**Assigned task:** Write out the entries once more, exactly as they appear.

Figure dataset records:
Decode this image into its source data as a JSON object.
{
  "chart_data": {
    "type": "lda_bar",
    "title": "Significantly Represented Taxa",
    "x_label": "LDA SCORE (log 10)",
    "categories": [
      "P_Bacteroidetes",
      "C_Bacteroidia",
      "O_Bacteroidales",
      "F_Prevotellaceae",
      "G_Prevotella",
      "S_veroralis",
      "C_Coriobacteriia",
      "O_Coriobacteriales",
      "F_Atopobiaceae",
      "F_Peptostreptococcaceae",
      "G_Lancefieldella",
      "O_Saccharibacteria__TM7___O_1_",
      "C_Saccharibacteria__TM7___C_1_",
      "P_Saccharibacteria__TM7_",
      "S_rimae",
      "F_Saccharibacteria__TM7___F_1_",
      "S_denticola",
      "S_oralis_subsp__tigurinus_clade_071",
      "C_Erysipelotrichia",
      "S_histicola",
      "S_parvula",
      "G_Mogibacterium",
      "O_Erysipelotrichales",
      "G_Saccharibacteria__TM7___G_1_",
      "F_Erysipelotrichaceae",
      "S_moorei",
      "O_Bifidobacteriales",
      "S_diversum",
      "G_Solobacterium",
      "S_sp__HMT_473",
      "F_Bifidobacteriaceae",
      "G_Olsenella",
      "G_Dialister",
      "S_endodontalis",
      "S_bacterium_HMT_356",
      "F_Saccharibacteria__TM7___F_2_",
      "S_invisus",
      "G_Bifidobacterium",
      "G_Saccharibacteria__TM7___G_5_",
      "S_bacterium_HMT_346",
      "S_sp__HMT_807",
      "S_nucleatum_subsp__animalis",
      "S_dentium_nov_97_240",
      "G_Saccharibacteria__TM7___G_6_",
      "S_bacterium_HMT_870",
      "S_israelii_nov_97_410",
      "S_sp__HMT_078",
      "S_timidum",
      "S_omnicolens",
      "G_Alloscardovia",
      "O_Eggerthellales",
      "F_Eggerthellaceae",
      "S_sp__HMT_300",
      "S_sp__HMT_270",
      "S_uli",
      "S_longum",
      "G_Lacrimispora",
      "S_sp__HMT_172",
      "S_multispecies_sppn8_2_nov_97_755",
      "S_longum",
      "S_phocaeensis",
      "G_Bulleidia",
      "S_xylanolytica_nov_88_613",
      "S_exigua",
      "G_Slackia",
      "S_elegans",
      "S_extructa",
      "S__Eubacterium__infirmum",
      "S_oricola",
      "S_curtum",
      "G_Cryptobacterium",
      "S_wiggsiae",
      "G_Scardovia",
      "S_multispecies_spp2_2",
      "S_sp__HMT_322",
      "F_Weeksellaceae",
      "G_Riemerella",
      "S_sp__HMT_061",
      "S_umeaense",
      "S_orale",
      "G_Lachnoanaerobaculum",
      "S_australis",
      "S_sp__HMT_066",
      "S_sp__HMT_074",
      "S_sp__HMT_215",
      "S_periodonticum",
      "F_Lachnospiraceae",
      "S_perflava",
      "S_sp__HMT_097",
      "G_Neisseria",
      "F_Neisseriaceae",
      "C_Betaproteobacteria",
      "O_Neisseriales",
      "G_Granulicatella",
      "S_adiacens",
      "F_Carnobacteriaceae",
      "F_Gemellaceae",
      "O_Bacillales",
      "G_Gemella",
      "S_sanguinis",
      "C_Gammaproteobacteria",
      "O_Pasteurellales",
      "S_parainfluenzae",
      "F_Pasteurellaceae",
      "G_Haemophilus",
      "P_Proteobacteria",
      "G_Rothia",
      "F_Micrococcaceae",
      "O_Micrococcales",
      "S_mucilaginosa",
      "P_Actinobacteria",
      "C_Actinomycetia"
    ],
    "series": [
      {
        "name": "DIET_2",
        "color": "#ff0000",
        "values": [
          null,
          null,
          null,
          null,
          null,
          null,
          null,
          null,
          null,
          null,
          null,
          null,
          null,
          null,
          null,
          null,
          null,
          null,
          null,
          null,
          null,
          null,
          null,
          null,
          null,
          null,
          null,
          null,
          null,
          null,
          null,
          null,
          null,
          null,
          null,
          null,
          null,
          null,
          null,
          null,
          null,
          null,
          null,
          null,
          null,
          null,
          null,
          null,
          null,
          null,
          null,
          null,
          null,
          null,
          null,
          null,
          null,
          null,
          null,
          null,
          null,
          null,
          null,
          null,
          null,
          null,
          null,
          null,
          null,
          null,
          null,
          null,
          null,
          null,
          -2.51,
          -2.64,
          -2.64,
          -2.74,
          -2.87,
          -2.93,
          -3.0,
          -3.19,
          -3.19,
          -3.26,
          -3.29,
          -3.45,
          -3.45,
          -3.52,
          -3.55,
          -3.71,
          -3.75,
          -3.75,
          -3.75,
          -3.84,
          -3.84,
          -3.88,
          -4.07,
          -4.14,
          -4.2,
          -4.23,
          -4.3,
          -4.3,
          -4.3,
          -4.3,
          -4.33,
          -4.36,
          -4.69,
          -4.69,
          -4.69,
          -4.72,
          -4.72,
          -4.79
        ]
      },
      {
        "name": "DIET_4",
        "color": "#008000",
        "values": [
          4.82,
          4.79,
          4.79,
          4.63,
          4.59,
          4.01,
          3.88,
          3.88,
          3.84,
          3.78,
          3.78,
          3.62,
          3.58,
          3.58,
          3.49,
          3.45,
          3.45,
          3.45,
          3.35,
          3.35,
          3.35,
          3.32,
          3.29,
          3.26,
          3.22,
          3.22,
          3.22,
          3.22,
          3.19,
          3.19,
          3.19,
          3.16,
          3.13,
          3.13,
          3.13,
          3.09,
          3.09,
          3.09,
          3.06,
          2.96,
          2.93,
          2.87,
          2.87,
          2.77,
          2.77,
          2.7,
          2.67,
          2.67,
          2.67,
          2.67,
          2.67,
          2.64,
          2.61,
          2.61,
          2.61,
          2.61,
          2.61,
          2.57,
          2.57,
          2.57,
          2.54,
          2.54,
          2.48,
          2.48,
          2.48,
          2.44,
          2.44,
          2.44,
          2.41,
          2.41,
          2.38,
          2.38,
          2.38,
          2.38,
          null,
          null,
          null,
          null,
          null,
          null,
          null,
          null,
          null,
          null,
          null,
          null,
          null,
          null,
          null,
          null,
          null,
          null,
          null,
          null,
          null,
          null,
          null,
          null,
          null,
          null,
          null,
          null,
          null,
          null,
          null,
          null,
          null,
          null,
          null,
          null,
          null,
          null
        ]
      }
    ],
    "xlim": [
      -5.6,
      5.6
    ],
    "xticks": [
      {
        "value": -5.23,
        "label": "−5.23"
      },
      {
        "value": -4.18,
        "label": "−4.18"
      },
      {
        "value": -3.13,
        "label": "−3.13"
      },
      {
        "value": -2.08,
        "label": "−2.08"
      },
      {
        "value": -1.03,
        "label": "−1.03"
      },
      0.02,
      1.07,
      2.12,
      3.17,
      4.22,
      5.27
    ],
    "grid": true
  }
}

**Solution for this problem:**
Decode this image into its source data as a JSON object.
{
  "chart_data": {
    "type": "lda_bar",
    "title": "Significantly Represented Taxa",
    "x_label": "LDA SCORE (log 10)",
    "categories": [
      "P_Bacteroidetes",
      "C_Bacteroidia",
      "O_Bacteroidales",
      "F_Prevotellaceae",
      "G_Prevotella",
      "S_veroralis",
      "C_Coriobacteriia",
      "O_Coriobacteriales",
      "F_Atopobiaceae",
      "F_Peptostreptococcaceae",
      "G_Lancefieldella",
      "O_Saccharibacteria__TM7___O_1_",
      "C_Saccharibacteria__TM7___C_1_",
      "P_Saccharibacteria__TM7_",
      "S_rimae",
      "F_Saccharibacteria__TM7___F_1_",
      "S_denticola",
      "S_oralis_subsp__tigurinus_clade_071",
      "C_Erysipelotrichia",
      "S_histicola",
      "S_parvula",
      "G_Mogibacterium",
      "O_Erysipelotrichales",
      "G_Saccharibacteria__TM7___G_1_",
      "F_Erysipelotrichaceae",
      "S_moorei",
      "O_Bifidobacteriales",
      "S_diversum",
      "G_Solobacterium",
      "S_sp__HMT_473",
      "F_Bifidobacteriaceae",
      "G_Olsenella",
      "G_Dialister",
      "S_endodontalis",
      "S_bacterium_HMT_356",
      "F_Saccharibacteria__TM7___F_2_",
      "S_invisus",
      "G_Bifidobacterium",
      "G_Saccharibacteria__TM7___G_5_",
      "S_bacterium_HMT_346",
      "S_sp__HMT_807",
      "S_nucleatum_subsp__animalis",
      "S_dentium_nov_97_240",
      "G_Saccharibacteria__TM7___G_6_",
      "S_bacterium_HMT_870",
      "S_israelii_nov_97_410",
      "S_sp__HMT_078",
      "S_timidum",
      "S_omnicolens",
      "G_Alloscardovia",
      "O_Eggerthellales",
      "F_Eggerthellaceae",
      "S_sp__HMT_300",
      "S_sp__HMT_270",
      "S_uli",
      "S_longum",
      "G_Lacrimispora",
      "S_sp__HMT_172",
      "S_multispecies_sppn8_2_nov_97_755",
      "S_longum",
      "S_phocaeensis",
      "G_Bulleidia",
      "S_xylanolytica_nov_88_613",
      "S_exigua",
      "G_Slackia",
      "S_elegans",
      "S_extructa",
      "S__Eubacterium__infirmum",
      "S_oricola",
      "S_curtum",
      "G_Cryptobacterium",
      "S_wiggsiae",
      "G_Scardovia",
      "S_multispecies_spp2_2",
      "S_sp__HMT_322",
      "F_Weeksellaceae",
      "G_Riemerella",
      "S_sp__HMT_061",
      "S_umeaense",
      "S_orale",
      "G_Lachnoanaerobaculum",
      "S_australis",
      "S_sp__HMT_066",
      "S_sp__HMT_074",
      "S_sp__HMT_215",
      "S_periodonticum",
      "F_Lachnospiraceae",
      "S_perflava",
      "S_sp__HMT_097",
      "G_Neisseria",
      "F_Neisseriaceae",
      "C_Betaproteobacteria",
      "O_Neisseriales",
      "G_Granulicatella",
      "S_adiacens",
      "F_Carnobacteriaceae",
      "F_Gemellaceae",
      "O_Bacillales",
      "G_Gemella",
      "S_sanguinis",
      "C_Gammaproteobacteria",
      "O_Pasteurellales",
      "S_parainfluenzae",
      "F_Pasteurellaceae",
      "G_Haemophilus",
      "P_Proteobacteria",
      "G_Rothia",
      "F_Micrococcaceae",
      "O_Micrococcales",
      "S_mucilaginosa",
      "P_Actinobacteria",
      "C_Actinomycetia"
    ],
    "series": [
      {
        "name": "DIET_2",
        "color": "#ff0000",
        "values": [
          null,
          null,
          null,
          null,
          null,
          null,
          null,
          null,
          null,
          null,
          null,
          null,
          null,
          null,
          null,
          null,
          null,
          null,
          null,
          null,
          null,
          null,
          null,
          null,
          null,
          null,
          null,
          null,
          null,
          null,
          null,
          null,
          null,
          null,
          null,
          null,
          null,
          null,
          null,
          null,
          null,
          null,
          null,
          null,
          null,
          null,
          null,
          null,
          null,
          null,
          null,
          null,
          null,
          null,
          null,
          null,
          null,
          null,
          null,
          null,
          null,
          null,
          null,
          null,
          null,
          null,
          null,
          null,
          null,
          null,
          null,
          null,
          null,
          null,
          -2.51,
          -2.64,
          -2.64,
          -2.74,
          -2.87,
          -2.93,
          -3.0,
          -3.19,
          -3.19,
          -3.26,
          -3.29,
          -3.45,
          -3.45,
          -3.52,
          -3.55,
          -3.71,
          -3.75,
          -3.75,
          -3.75,
          -3.84,
          -3.84,
          -3.88,
          -4.07,
          -4.14,
          -4.2,
          -4.23,
          -4.3,
          -4.3,
          -4.3,
          -4.3,
          -4.33,
          -4.36,
          -4.69,
          -4.69,
          -4.69,
          -4.72,
          -4.72,
          -4.79
        ]
      },
      {
        "name": "DIET_4",
        "color": "#008000",
        "values": [
          4.82,
          4.79,
          4.79,
          4.63,
          4.59,
          4.01,
          3.88,
          3.88,
          3.84,
          3.78,
          3.78,
          3.62,
          3.58,
          3.58,
          3.49,
          3.45,
          3.45,
          3.45,
          3.35,
          3.35,
          3.35,
          3.32,
          3.29,
          3.26,
          3.22,
          3.22,
          3.22,
          3.22,
          3.19,
          3.19,
          3.19,
          3.16,
          3.13,
          3.13,
          3.13,
          3.09,
          3.09,
          3.09,
          3.06,
          2.96,
          2.93,
          2.87,
          2.87,
          2.77,
          2.77,
          2.7,
          2.67,
          2.67,
          2.67,
          2.67,
          2.67,
          2.64,
          2.61,
          2.61,
          2.61,
          2.61,
          2.61,
          2.57,
          2.57,
          2.57,
          2.54,
          2.54,
          2.48,
          2.48,
          2.48,
          2.44,
          2.44,
          2.44,
          2.41,
          2.41,
          2.38,
          2.38,
          2.38,
          2.38,
          null,
          null,
          null,
          null,
          null,
          null,
          null,
          null,
          null,
          null,
          null,
          null,
          null,
          null,
          null,
          null,
          null,
          null,
          null,
          null,
          null,
          null,
          null,
          null,
          null,
          null,
          null,
          null,
          null,
          null,
          null,
          null,
          null,
          null,
          null,
          null,
          null,
          null
        ]
      }
    ],
    "xlim": [
      -5.6,
      5.6
    ],
    "xticks": [
      {
        "value": -5.23,
        "label": "−5.23"
      },
      {
        "value": -4.18,
        "label": "−4.18"
      },
      {
        "value": -3.13,
        "label": "−3.13"
      },
      {
        "value": -2.08,
        "label": "−2.08"
      },
      {
        "value": -1.03,
        "label": "−1.03"
      },
      0.02,
      1.07,
      2.12,
      3.17,
      4.22,
      5.27
    ],
    "grid": true
  }
}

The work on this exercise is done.